:: Record set ::

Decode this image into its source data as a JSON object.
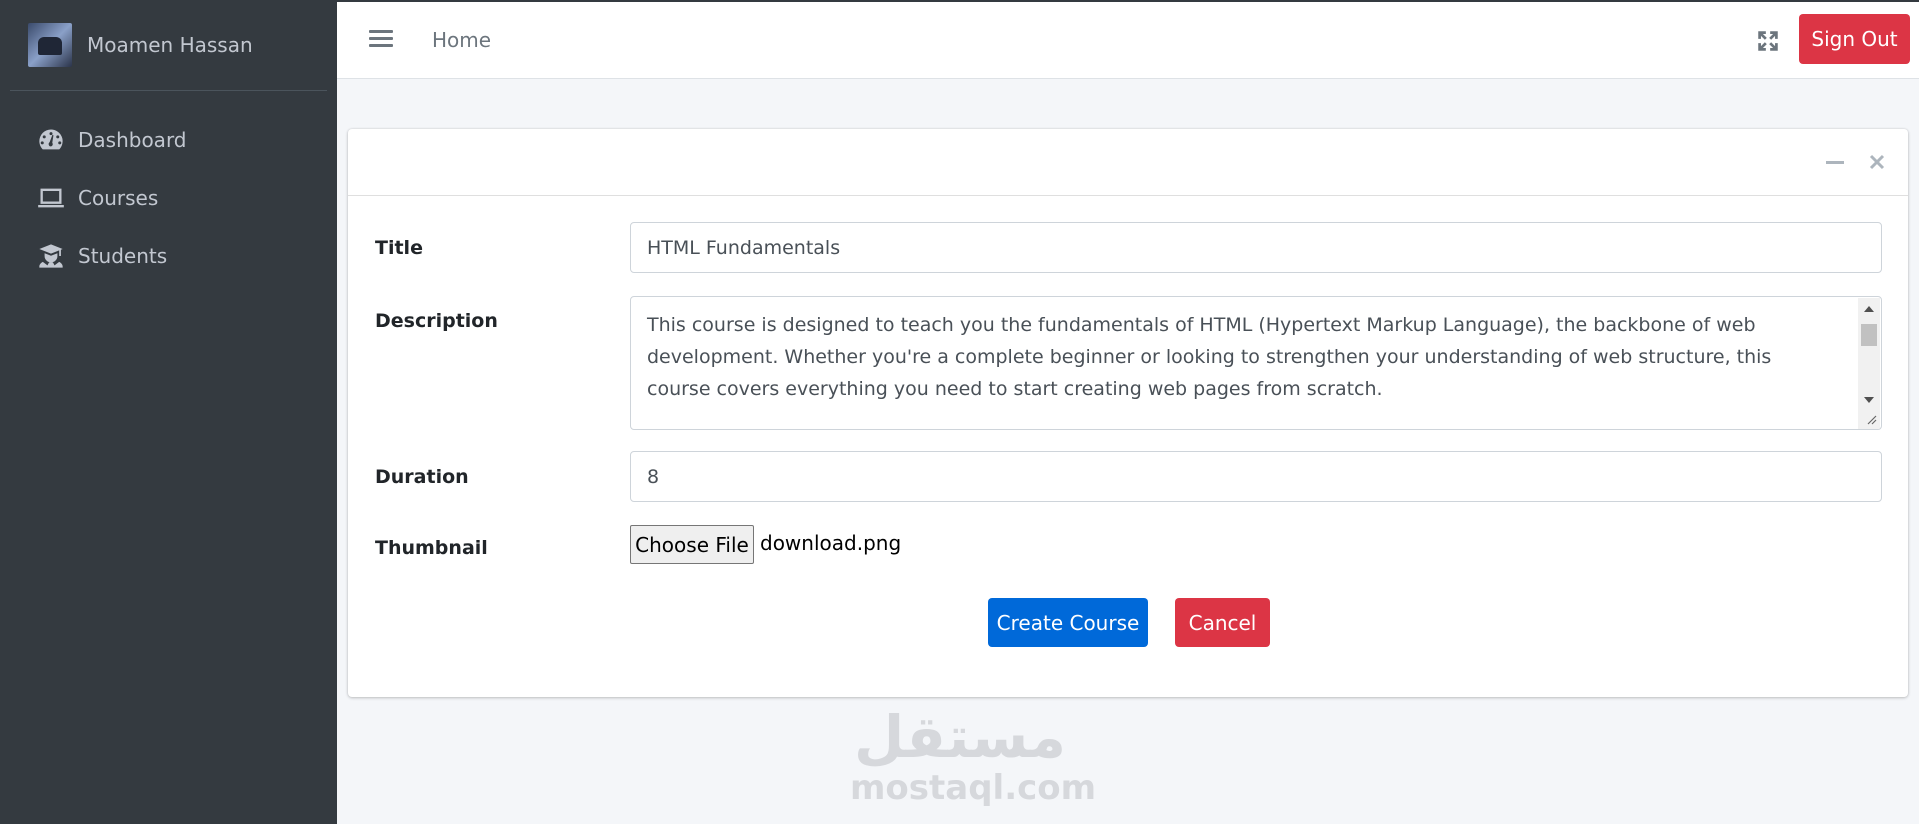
{
  "sidebar": {
    "user_name": "Moamen Hassan",
    "items": [
      {
        "label": "Dashboard",
        "icon": "tachometer-icon"
      },
      {
        "label": "Courses",
        "icon": "laptop-icon"
      },
      {
        "label": "Students",
        "icon": "user-graduate-icon"
      }
    ]
  },
  "topbar": {
    "home_label": "Home",
    "signout_label": "Sign Out"
  },
  "form": {
    "title_label": "Title",
    "title_value": "HTML Fundamentals",
    "description_label": "Description",
    "description_value": "This course is designed to teach you the fundamentals of HTML (Hypertext Markup Language), the backbone of web development. Whether you're a complete beginner or looking to strengthen your understanding of web structure, this course covers everything you need to start creating web pages from scratch.",
    "duration_label": "Duration",
    "duration_value": "8",
    "thumbnail_label": "Thumbnail",
    "choose_file_label": "Choose File",
    "file_name": "download.png",
    "create_label": "Create Course",
    "cancel_label": "Cancel"
  },
  "watermark": {
    "arabic": "مستقل",
    "latin": "mostaql.com"
  },
  "colors": {
    "sidebar_bg": "#343a40",
    "primary": "#0069d9",
    "danger": "#dc3545",
    "page_bg": "#f4f6f9"
  }
}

:::

**Exercise details:** All of the entries above should be copied exactly, except for the pictures.

**Output of the task:**
Decode this image into its source data as a JSON object.
{
  "sidebar": {
    "user_name": "Moamen Hassan",
    "items": [
      {
        "label": "Dashboard",
        "icon": "tachometer-icon"
      },
      {
        "label": "Courses",
        "icon": "laptop-icon"
      },
      {
        "label": "Students",
        "icon": "user-graduate-icon"
      }
    ]
  },
  "topbar": {
    "home_label": "Home",
    "signout_label": "Sign Out"
  },
  "form": {
    "title_label": "Title",
    "title_value": "HTML Fundamentals",
    "description_label": "Description",
    "description_value": "This course is designed to teach you the fundamentals of HTML (Hypertext Markup Language), the backbone of web development. Whether you're a complete beginner or looking to strengthen your understanding of web structure, this course covers everything you need to start creating web pages from scratch.",
    "duration_label": "Duration",
    "duration_value": "8",
    "thumbnail_label": "Thumbnail",
    "choose_file_label": "Choose File",
    "file_name": "download.png",
    "create_label": "Create Course",
    "cancel_label": "Cancel"
  },
  "watermark": {
    "arabic": "مستقل",
    "latin": "mostaql.com"
  },
  "colors": {
    "sidebar_bg": "#343a40",
    "primary": "#0069d9",
    "danger": "#dc3545",
    "page_bg": "#f4f6f9"
  }
}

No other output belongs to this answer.